(Collected data)
....

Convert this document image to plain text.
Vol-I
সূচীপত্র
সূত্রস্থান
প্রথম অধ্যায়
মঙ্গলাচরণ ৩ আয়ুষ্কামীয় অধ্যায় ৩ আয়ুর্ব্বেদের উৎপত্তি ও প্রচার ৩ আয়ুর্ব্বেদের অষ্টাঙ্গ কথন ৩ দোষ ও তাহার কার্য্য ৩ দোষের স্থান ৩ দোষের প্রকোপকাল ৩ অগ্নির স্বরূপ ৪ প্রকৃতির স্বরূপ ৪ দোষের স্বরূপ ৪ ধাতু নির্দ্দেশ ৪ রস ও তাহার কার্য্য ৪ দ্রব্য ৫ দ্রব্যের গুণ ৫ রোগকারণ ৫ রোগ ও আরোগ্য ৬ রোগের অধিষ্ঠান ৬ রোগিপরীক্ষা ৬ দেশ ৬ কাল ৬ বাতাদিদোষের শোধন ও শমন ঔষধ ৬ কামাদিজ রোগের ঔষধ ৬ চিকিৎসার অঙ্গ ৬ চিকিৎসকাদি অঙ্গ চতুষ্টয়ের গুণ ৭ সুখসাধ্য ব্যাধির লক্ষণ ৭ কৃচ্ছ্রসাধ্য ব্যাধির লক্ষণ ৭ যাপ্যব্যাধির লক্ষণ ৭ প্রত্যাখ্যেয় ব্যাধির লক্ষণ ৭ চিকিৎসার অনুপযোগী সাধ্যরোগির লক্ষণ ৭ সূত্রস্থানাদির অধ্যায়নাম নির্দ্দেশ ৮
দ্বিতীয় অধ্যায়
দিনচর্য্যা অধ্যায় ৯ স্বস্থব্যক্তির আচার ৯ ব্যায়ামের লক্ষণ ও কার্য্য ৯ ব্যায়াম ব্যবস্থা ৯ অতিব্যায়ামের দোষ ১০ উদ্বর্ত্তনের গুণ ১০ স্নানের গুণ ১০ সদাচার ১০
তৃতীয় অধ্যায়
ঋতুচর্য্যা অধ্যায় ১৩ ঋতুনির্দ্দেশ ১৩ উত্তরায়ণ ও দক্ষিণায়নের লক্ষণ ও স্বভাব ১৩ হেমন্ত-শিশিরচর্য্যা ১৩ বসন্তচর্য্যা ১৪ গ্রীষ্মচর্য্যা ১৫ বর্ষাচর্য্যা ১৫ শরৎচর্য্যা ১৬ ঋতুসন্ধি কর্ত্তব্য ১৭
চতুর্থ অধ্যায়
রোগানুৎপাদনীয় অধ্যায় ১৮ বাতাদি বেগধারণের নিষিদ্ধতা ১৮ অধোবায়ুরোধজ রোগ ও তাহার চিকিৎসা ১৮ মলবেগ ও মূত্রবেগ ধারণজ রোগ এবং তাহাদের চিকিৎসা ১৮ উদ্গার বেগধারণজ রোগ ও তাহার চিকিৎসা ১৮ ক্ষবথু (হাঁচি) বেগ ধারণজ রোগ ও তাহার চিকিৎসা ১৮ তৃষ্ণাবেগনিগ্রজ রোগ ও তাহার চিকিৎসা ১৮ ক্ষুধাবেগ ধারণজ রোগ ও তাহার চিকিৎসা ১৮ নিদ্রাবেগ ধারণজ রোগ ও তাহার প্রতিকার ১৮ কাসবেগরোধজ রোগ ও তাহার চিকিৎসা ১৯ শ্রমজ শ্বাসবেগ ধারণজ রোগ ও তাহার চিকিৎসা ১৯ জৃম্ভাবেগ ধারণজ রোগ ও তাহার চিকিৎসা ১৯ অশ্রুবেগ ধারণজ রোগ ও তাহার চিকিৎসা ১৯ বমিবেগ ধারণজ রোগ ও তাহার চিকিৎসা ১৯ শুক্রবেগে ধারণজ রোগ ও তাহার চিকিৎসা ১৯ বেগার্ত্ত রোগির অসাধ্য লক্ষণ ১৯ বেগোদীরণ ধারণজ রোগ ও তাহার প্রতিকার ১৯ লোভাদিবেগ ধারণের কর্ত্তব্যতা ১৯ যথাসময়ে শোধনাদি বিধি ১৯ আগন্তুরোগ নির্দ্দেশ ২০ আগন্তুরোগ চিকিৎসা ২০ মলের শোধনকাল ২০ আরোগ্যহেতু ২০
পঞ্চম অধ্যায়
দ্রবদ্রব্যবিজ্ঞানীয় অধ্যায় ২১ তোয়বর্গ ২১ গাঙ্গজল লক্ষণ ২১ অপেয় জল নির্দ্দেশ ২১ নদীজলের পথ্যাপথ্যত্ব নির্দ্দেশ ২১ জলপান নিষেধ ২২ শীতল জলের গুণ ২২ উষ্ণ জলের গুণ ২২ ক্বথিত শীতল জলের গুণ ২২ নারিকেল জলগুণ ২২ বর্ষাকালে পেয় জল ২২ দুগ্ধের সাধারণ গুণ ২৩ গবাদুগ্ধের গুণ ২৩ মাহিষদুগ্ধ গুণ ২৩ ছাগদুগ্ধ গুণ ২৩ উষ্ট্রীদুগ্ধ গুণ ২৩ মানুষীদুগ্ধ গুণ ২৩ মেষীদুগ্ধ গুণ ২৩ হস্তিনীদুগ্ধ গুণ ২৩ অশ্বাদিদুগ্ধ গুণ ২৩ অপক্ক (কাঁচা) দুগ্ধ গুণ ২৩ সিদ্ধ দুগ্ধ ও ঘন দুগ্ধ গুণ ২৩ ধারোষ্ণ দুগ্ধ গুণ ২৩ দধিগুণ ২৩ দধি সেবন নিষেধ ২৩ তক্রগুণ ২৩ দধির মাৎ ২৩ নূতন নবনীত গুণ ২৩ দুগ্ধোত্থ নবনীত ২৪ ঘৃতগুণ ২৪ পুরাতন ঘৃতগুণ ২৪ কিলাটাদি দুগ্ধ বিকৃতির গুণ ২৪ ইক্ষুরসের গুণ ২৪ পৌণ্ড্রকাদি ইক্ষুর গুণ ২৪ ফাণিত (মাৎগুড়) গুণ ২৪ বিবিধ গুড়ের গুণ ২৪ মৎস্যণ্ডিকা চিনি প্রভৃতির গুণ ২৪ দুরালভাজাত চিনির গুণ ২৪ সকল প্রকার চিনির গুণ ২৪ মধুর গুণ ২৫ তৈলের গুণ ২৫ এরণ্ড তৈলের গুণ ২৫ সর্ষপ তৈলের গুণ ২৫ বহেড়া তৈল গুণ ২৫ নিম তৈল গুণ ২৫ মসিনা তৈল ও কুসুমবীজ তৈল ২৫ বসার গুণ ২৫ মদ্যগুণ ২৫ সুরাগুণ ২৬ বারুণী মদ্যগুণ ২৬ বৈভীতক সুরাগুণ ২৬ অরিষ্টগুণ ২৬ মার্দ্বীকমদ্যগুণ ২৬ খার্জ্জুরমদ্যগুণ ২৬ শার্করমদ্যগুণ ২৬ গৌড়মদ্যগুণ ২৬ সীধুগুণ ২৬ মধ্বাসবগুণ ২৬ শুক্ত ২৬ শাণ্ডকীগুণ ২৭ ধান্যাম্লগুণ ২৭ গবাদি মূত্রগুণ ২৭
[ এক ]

....

Every entry in the listing must be retyped exactly.

Convert this document image to plain text.
Vol-I
সূচীপত্র
সূত্রস্থান
প্রথম অধ্যায়
মঙ্গলাচরণ ৩ আয়ুষ্কামীয় অধ্যায় ৩ আয়ুর্ব্বেদের উৎপত্তি ও প্রচার ৩ আয়ুর্ব্বেদের অষ্টাঙ্গ কথন ৩ দোষ ও তাহার কার্য্য ৩ দোষের স্থান ৩ দোষের প্রকোপকাল ৩ অগ্নির স্বরূপ ৪ প্রকৃতির স্বরূপ ৪ দোষের স্বরূপ ৪ ধাতু নির্দ্দেশ ৪ রস ও তাহার কার্য্য ৪ দ্রব্য ৫ দ্রব্যের গুণ ৫ রোগকারণ ৫ রোগ ও আরোগ্য ৬ রোগের অধিষ্ঠান ৬ রোগিপরীক্ষা ৬ দেশ ৬ কাল ৬ বাতাদিদোষের শোধন ও শমন ঔষধ ৬ কামাদিজ রোগের ঔষধ ৬ চিকিৎসার অঙ্গ ৬ চিকিৎসকাদি অঙ্গ চতুষ্টয়ের গুণ ৭ সুখসাধ্য ব্যাধির লক্ষণ ৭ কৃচ্ছ্রসাধ্য ব্যাধির লক্ষণ ৭ যাপ্যব্যাধির লক্ষণ ৭ প্রত্যাখ্যেয় ব্যাধির লক্ষণ ৭ চিকিৎসার অনুপযোগী সাধ্যরোগির লক্ষণ ৭ সূত্রস্থানাদির অধ্যায়নাম নির্দ্দেশ ৮
দ্বিতীয় অধ্যায়
দিনচর্য্যা অধ্যায় ৯ স্বস্থব্যক্তির আচার ৯ ব্যায়ামের লক্ষণ ও কার্য্য ৯ ব্যায়াম ব্যবস্থা ৯ অতিব্যায়ামের দোষ ১০ উদ্বর্ত্তনের গুণ ১০ স্নানের গুণ ১০ সদাচার ১০
তৃতীয় অধ্যায়
ঋতুচর্য্যা অধ্যায় ১৩ ঋতুনির্দ্দেশ ১৩ উত্তরায়ণ ও দক্ষিণায়নের লক্ষণ ও স্বভাব ১৩ হেমন্ত-শিশিরচর্য্যা ১৩ বসন্তচর্য্যা ১৪ গ্রীষ্মচর্য্যা ১৫ বর্ষাচর্য্যা ১৫ শরৎচর্য্যা ১৬ ঋতুসন্ধি কর্ত্তব্য ১৭
চতুর্থ অধ্যায়
রোগানুৎপাদনীয় অধ্যায় ১৮ বাতাদি বেগধারণের নিষিদ্ধতা ১৮ অধোবায়ুরোধজ রোগ ও তাহার চিকিৎসা ১৮ মলবেগ ও মূত্রবেগ ধারণজ রোগ এবং তাহাদের চিকিৎসা ১৮ উদ্গার বেগধারণজ রোগ ও তাহার চিকিৎসা ১৮ ক্ষবথু (হাঁচি) বেগ ধারণজ রোগ ও তাহার চিকিৎসা ১৮ তৃষ্ণাবেগনিগ্রজ রোগ ও তাহার চিকিৎসা ১৮ ক্ষুধাবেগ ধারণজ রোগ ও তাহার চিকিৎসা ১৮ নিদ্রাবেগ ধারণজ রোগ ও তাহার প্রতিকার ১৮ কাসবেগরোধজ রোগ ও তাহার চিকিৎসা ১৯ শ্রমজ শ্বাসবেগ ধারণজ রোগ ও তাহার চিকিৎসা ১৯ জৃম্ভাবেগ ধারণজ রোগ ও তাহার চিকিৎসা ১৯ অশ্রুবেগ ধারণজ রোগ ও তাহার চিকিৎসা ১৯ বমিবেগ ধারণজ রোগ ও তাহার চিকিৎসা ১৯ শুক্রবেগে ধারণজ রোগ ও তাহার চিকিৎসা ১৯ বেগার্ত্ত রোগির অসাধ্য লক্ষণ ১৯ বেগোদীরণ ধারণজ রোগ ও তাহার প্রতিকার ১৯ লোভাদিবেগ ধারণের কর্ত্তব্যতা ১৯ যথাসময়ে শোধনাদি বিধি ১৯ আগন্তুরোগ নির্দ্দেশ ২০ আগন্তুরোগ চিকিৎসা ২০ মলের শোধনকাল ২০ আরোগ্যহেতু ২০
পঞ্চম অধ্যায়
দ্রবদ্রব্যবিজ্ঞানীয় অধ্যায় ২১ তোয়বর্গ ২১ গাঙ্গজল লক্ষণ ২১ অপেয় জল নির্দ্দেশ ২১ নদীজলের পথ্যাপথ্যত্ব নির্দ্দেশ ২১ জলপান নিষেধ ২২ শীতল জলের গুণ ২২ উষ্ণ জলের গুণ ২২ ক্বথিত শীতল জলের গুণ ২২ নারিকেল জলগুণ ২২ বর্ষাকালে পেয় জল ২২ দুগ্ধের সাধারণ গুণ ২৩ গবাদুগ্ধের গুণ ২৩ মাহিষদুগ্ধ গুণ ২৩ ছাগদুগ্ধ গুণ ২৩ উষ্ট্রীদুগ্ধ গুণ ২৩ মানুষীদুগ্ধ গুণ ২৩ মেষীদুগ্ধ গুণ ২৩ হস্তিনীদুগ্ধ গুণ ২৩ অশ্বাদিদুগ্ধ গুণ ২৩ অপক্ক (কাঁচা) দুগ্ধ গুণ ২৩ সিদ্ধ দুগ্ধ ও ঘন দুগ্ধ গুণ ২৩ ধারোষ্ণ দুগ্ধ গুণ ২৩ দধিগুণ ২৩ দধি সেবন নিষেধ ২৩ তক্রগুণ ২৩ দধির মাৎ ২৩ নূতন নবনীত গুণ ২৩ দুগ্ধোত্থ নবনীত ২৪ ঘৃতগুণ ২৪ পুরাতন ঘৃতগুণ ২৪ কিলাটাদি দুগ্ধ বিকৃতির গুণ ২৪ ইক্ষুরসের গুণ ২৪ পৌণ্ড্রকাদি ইক্ষুর গুণ ২৪ ফাণিত (মাৎগুড়) গুণ ২৪ বিবিধ গুড়ের গুণ ২৪ মৎস্যণ্ডিকা চিনি প্রভৃতির গুণ ২৪ দুরালভাজাত চিনির গুণ ২৪ সকল প্রকার চিনির গুণ ২৪ মধুর গুণ ২৫ তৈলের গুণ ২৫ এরণ্ড তৈলের গুণ ২৫ সর্ষপ তৈলের গুণ ২৫ বহেড়া তৈল গুণ ২৫ নিম তৈল গুণ ২৫ মসিনা তৈল ও কুসুমবীজ তৈল ২৫ বসার গুণ ২৫ মদ্যগুণ ২৫ সুরাগুণ ২৬ বারুণী মদ্যগুণ ২৬ বৈভীতক সুরাগুণ ২৬ অরিষ্টগুণ ২৬ মার্দ্বীকমদ্যগুণ ২৬ খার্জ্জুরমদ্যগুণ ২৬ শার্করমদ্যগুণ ২৬ গৌড়মদ্যগুণ ২৬ সীধুগুণ ২৬ মধ্বাসবগুণ ২৬ শুক্ত ২৬ শাণ্ডকীগুণ ২৭ ধান্যাম্লগুণ ২৭ গবাদি মূত্রগুণ ২৭
[ এক ]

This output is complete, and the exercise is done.